> DATA PROVIDED:
┌──

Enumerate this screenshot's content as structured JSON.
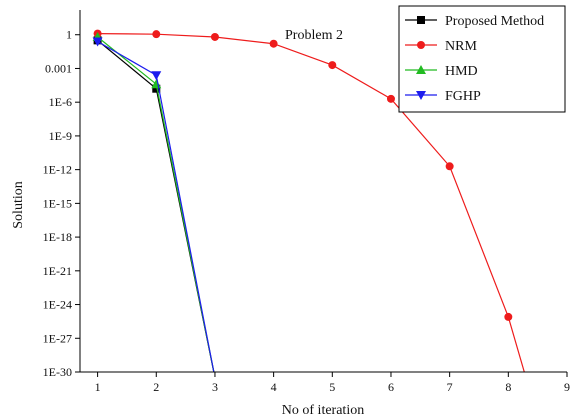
{
  "chart_data": {
    "type": "line",
    "title": "Problem 2",
    "xlabel": "No of iteration",
    "ylabel": "Solution",
    "x_ticks": [
      1,
      2,
      3,
      4,
      5,
      6,
      7,
      8,
      9
    ],
    "xlim": [
      0.7,
      9
    ],
    "y_scale": "log",
    "ylim_exponent": [
      -30,
      2.2
    ],
    "y_ticks": [
      {
        "exp": 0,
        "label": "1"
      },
      {
        "exp": -3,
        "label": "0.001"
      },
      {
        "exp": -6,
        "label": "1E-6"
      },
      {
        "exp": -9,
        "label": "1E-9"
      },
      {
        "exp": -12,
        "label": "1E-12"
      },
      {
        "exp": -15,
        "label": "1E-15"
      },
      {
        "exp": -18,
        "label": "1E-18"
      },
      {
        "exp": -21,
        "label": "1E-21"
      },
      {
        "exp": -24,
        "label": "1E-24"
      },
      {
        "exp": -27,
        "label": "1E-27"
      },
      {
        "exp": -30,
        "label": "1E-30"
      }
    ],
    "legend_position": "top-right",
    "grid": false,
    "series": [
      {
        "name": "Proposed Method",
        "color": "#000000",
        "marker": "square",
        "x": [
          1,
          2,
          3
        ],
        "y_exp": [
          -0.5,
          -4.8,
          -30.5
        ]
      },
      {
        "name": "NRM",
        "color": "#ee1c1c",
        "marker": "circle",
        "x": [
          1,
          2,
          3,
          4,
          5,
          6,
          7,
          8,
          8.3
        ],
        "y_exp": [
          0.1,
          0.05,
          -0.2,
          -0.8,
          -2.7,
          -5.7,
          -11.7,
          -25.1,
          -30.5
        ]
      },
      {
        "name": "HMD",
        "color": "#22bb22",
        "marker": "triangle-up",
        "x": [
          1,
          2,
          3
        ],
        "y_exp": [
          -0.2,
          -4.4,
          -30.5
        ]
      },
      {
        "name": "FGHP",
        "color": "#1c1cee",
        "marker": "triangle-down",
        "x": [
          1,
          2,
          3
        ],
        "y_exp": [
          -0.6,
          -3.6,
          -30.5
        ]
      }
    ]
  }
}
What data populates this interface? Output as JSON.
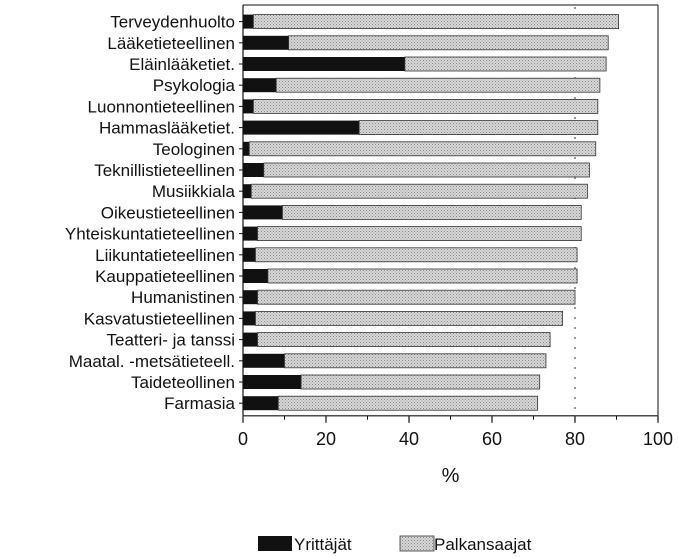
{
  "chart_data": {
    "type": "bar",
    "orientation": "horizontal",
    "stacked": true,
    "categories": [
      "Terveydenhuolto",
      "Lääketieteellinen",
      "Eläinlääketiet.",
      "Psykologia",
      "Luonnontieteellinen",
      "Hammaslääketiet.",
      "Teologinen",
      "Teknillistieteellinen",
      "Musiikkiala",
      "Oikeustieteellinen",
      "Yhteiskuntatieteellinen",
      "Liikuntatieteellinen",
      "Kauppatieteellinen",
      "Humanistinen",
      "Kasvatustieteellinen",
      "Teatteri- ja tanssi",
      "Maatal. -metsätieteell.",
      "Taideteollinen",
      "Farmasia"
    ],
    "series": [
      {
        "name": "Yrittäjät",
        "color": "#111111",
        "values": [
          2.5,
          11,
          39,
          8,
          2.5,
          28,
          1.5,
          5,
          2,
          9.5,
          3.5,
          3,
          6,
          3.5,
          3,
          3.5,
          10,
          14,
          8.5
        ]
      },
      {
        "name": "Palkansaajat",
        "color": "#cfcfcf",
        "values": [
          88,
          77,
          48.5,
          78,
          83,
          57.5,
          83.5,
          78.5,
          81,
          72,
          78,
          77.5,
          74.5,
          76.5,
          74,
          70.5,
          63,
          57.5,
          62.5
        ]
      }
    ],
    "xlabel": "%",
    "xlim": [
      0,
      100
    ],
    "xticks": [
      0,
      20,
      40,
      60,
      80,
      100
    ],
    "reference_line": 80,
    "grid": false,
    "legend_position": "bottom"
  }
}
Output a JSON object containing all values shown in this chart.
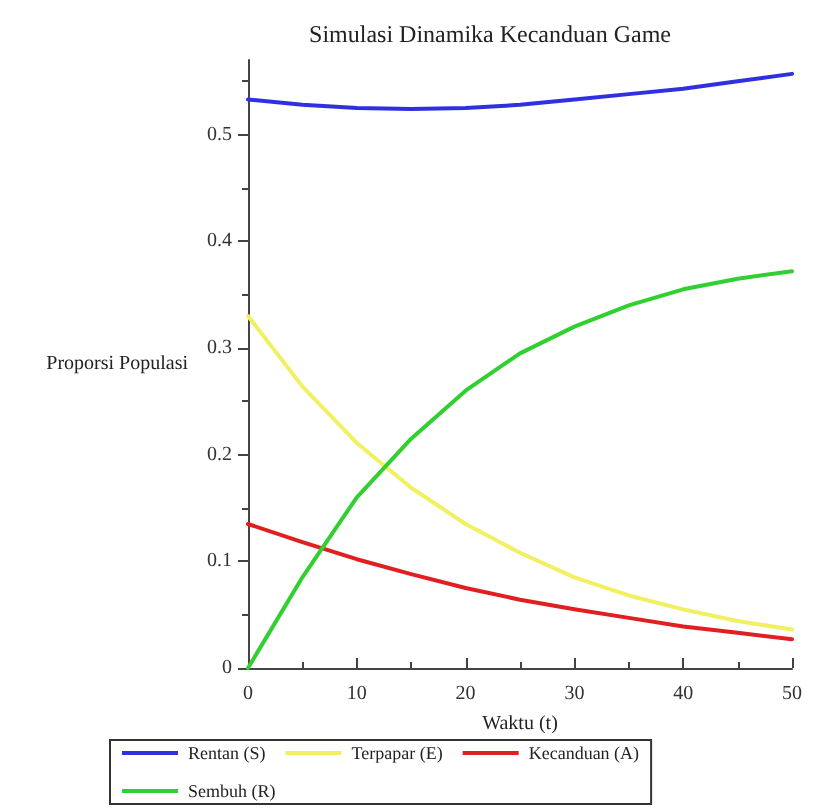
{
  "chart_data": {
    "type": "line",
    "title": "Simulasi Dinamika Kecanduan Game",
    "xlabel": "Waktu (t)",
    "ylabel": "Proporsi Populasi",
    "x": [
      0,
      5,
      10,
      15,
      20,
      25,
      30,
      35,
      40,
      45,
      50
    ],
    "series": [
      {
        "name": "Rentan (S)",
        "color": "#3030e0",
        "values": [
          0.533,
          0.528,
          0.525,
          0.524,
          0.525,
          0.528,
          0.533,
          0.538,
          0.543,
          0.55,
          0.557
        ]
      },
      {
        "name": "Terpapar (E)",
        "color": "#f0f060",
        "values": [
          0.33,
          0.264,
          0.211,
          0.169,
          0.135,
          0.108,
          0.085,
          0.068,
          0.055,
          0.044,
          0.036
        ]
      },
      {
        "name": "Kecanduan (A)",
        "color": "#e02020",
        "values": [
          0.135,
          0.118,
          0.102,
          0.088,
          0.075,
          0.064,
          0.055,
          0.047,
          0.039,
          0.033,
          0.027
        ]
      },
      {
        "name": "Sembuh (R)",
        "color": "#30d030",
        "values": [
          0,
          0.085,
          0.16,
          0.215,
          0.26,
          0.295,
          0.32,
          0.34,
          0.355,
          0.365,
          0.372
        ]
      }
    ],
    "xlim": [
      0,
      50
    ],
    "xticks": [
      0,
      10,
      20,
      30,
      40,
      50
    ],
    "ylim": [
      0,
      0.57
    ],
    "yticks": [
      0,
      0.1,
      0.2,
      0.3,
      0.4,
      0.5
    ],
    "grid": false,
    "legend": "bottom",
    "marker": "none",
    "line_style": "solid"
  }
}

└──

> BRIEF: All entries must be written out again exactly as given, with no pictures in the copy.

> WRITTEN RESPONSE:
Enumerate this screenshot's content as structured JSON.
{
  "chart_data": {
    "type": "line",
    "title": "Problem 2",
    "xlabel": "No of iteration",
    "ylabel": "Solution",
    "x_ticks": [
      1,
      2,
      3,
      4,
      5,
      6,
      7,
      8,
      9
    ],
    "xlim": [
      0.7,
      9
    ],
    "y_scale": "log",
    "ylim_exponent": [
      -30,
      2.2
    ],
    "y_ticks": [
      {
        "exp": 0,
        "label": "1"
      },
      {
        "exp": -3,
        "label": "0.001"
      },
      {
        "exp": -6,
        "label": "1E-6"
      },
      {
        "exp": -9,
        "label": "1E-9"
      },
      {
        "exp": -12,
        "label": "1E-12"
      },
      {
        "exp": -15,
        "label": "1E-15"
      },
      {
        "exp": -18,
        "label": "1E-18"
      },
      {
        "exp": -21,
        "label": "1E-21"
      },
      {
        "exp": -24,
        "label": "1E-24"
      },
      {
        "exp": -27,
        "label": "1E-27"
      },
      {
        "exp": -30,
        "label": "1E-30"
      }
    ],
    "legend_position": "top-right",
    "grid": false,
    "series": [
      {
        "name": "Proposed Method",
        "color": "#000000",
        "marker": "square",
        "x": [
          1,
          2,
          3
        ],
        "y_exp": [
          -0.5,
          -4.8,
          -30.5
        ]
      },
      {
        "name": "NRM",
        "color": "#ee1c1c",
        "marker": "circle",
        "x": [
          1,
          2,
          3,
          4,
          5,
          6,
          7,
          8,
          8.3
        ],
        "y_exp": [
          0.1,
          0.05,
          -0.2,
          -0.8,
          -2.7,
          -5.7,
          -11.7,
          -25.1,
          -30.5
        ]
      },
      {
        "name": "HMD",
        "color": "#22bb22",
        "marker": "triangle-up",
        "x": [
          1,
          2,
          3
        ],
        "y_exp": [
          -0.2,
          -4.4,
          -30.5
        ]
      },
      {
        "name": "FGHP",
        "color": "#1c1cee",
        "marker": "triangle-down",
        "x": [
          1,
          2,
          3
        ],
        "y_exp": [
          -0.6,
          -3.6,
          -30.5
        ]
      }
    ]
  }
}
What data populates this interface? Output as JSON.
{
  "chart_data": {
    "type": "bar",
    "orientation": "horizontal",
    "stacked": true,
    "categories": [
      "Terveydenhuolto",
      "Lääketieteellinen",
      "Eläinlääketiet.",
      "Psykologia",
      "Luonnontieteellinen",
      "Hammaslääketiet.",
      "Teologinen",
      "Teknillistieteellinen",
      "Musiikkiala",
      "Oikeustieteellinen",
      "Yhteiskuntatieteellinen",
      "Liikuntatieteellinen",
      "Kauppatieteellinen",
      "Humanistinen",
      "Kasvatustieteellinen",
      "Teatteri- ja tanssi",
      "Maatal. -metsätieteell.",
      "Taideteollinen",
      "Farmasia"
    ],
    "series": [
      {
        "name": "Yrittäjät",
        "color": "#111111",
        "values": [
          2.5,
          11,
          39,
          8,
          2.5,
          28,
          1.5,
          5,
          2,
          9.5,
          3.5,
          3,
          6,
          3.5,
          3,
          3.5,
          10,
          14,
          8.5
        ]
      },
      {
        "name": "Palkansaajat",
        "color": "#cfcfcf",
        "values": [
          88,
          77,
          48.5,
          78,
          83,
          57.5,
          83.5,
          78.5,
          81,
          72,
          78,
          77.5,
          74.5,
          76.5,
          74,
          70.5,
          63,
          57.5,
          62.5
        ]
      }
    ],
    "xlabel": "%",
    "xlim": [
      0,
      100
    ],
    "xticks": [
      0,
      20,
      40,
      60,
      80,
      100
    ],
    "reference_line": 80,
    "grid": false,
    "legend_position": "bottom"
  }
}
Output a JSON object containing all values shown in this chart.
{
  "chart_data": {
    "type": "line",
    "title": "Simulasi Dinamika Kecanduan Game",
    "xlabel": "Waktu (t)",
    "ylabel": "Proporsi Populasi",
    "x": [
      0,
      5,
      10,
      15,
      20,
      25,
      30,
      35,
      40,
      45,
      50
    ],
    "series": [
      {
        "name": "Rentan (S)",
        "color": "#3030e0",
        "values": [
          0.533,
          0.528,
          0.525,
          0.524,
          0.525,
          0.528,
          0.533,
          0.538,
          0.543,
          0.55,
          0.557
        ]
      },
      {
        "name": "Terpapar (E)",
        "color": "#f0f060",
        "values": [
          0.33,
          0.264,
          0.211,
          0.169,
          0.135,
          0.108,
          0.085,
          0.068,
          0.055,
          0.044,
          0.036
        ]
      },
      {
        "name": "Kecanduan (A)",
        "color": "#e02020",
        "values": [
          0.135,
          0.118,
          0.102,
          0.088,
          0.075,
          0.064,
          0.055,
          0.047,
          0.039,
          0.033,
          0.027
        ]
      },
      {
        "name": "Sembuh (R)",
        "color": "#30d030",
        "values": [
          0,
          0.085,
          0.16,
          0.215,
          0.26,
          0.295,
          0.32,
          0.34,
          0.355,
          0.365,
          0.372
        ]
      }
    ],
    "xlim": [
      0,
      50
    ],
    "xticks": [
      0,
      10,
      20,
      30,
      40,
      50
    ],
    "ylim": [
      0,
      0.57
    ],
    "yticks": [
      0,
      0.1,
      0.2,
      0.3,
      0.4,
      0.5
    ],
    "grid": false,
    "legend": "bottom",
    "marker": "none",
    "line_style": "solid"
  }
}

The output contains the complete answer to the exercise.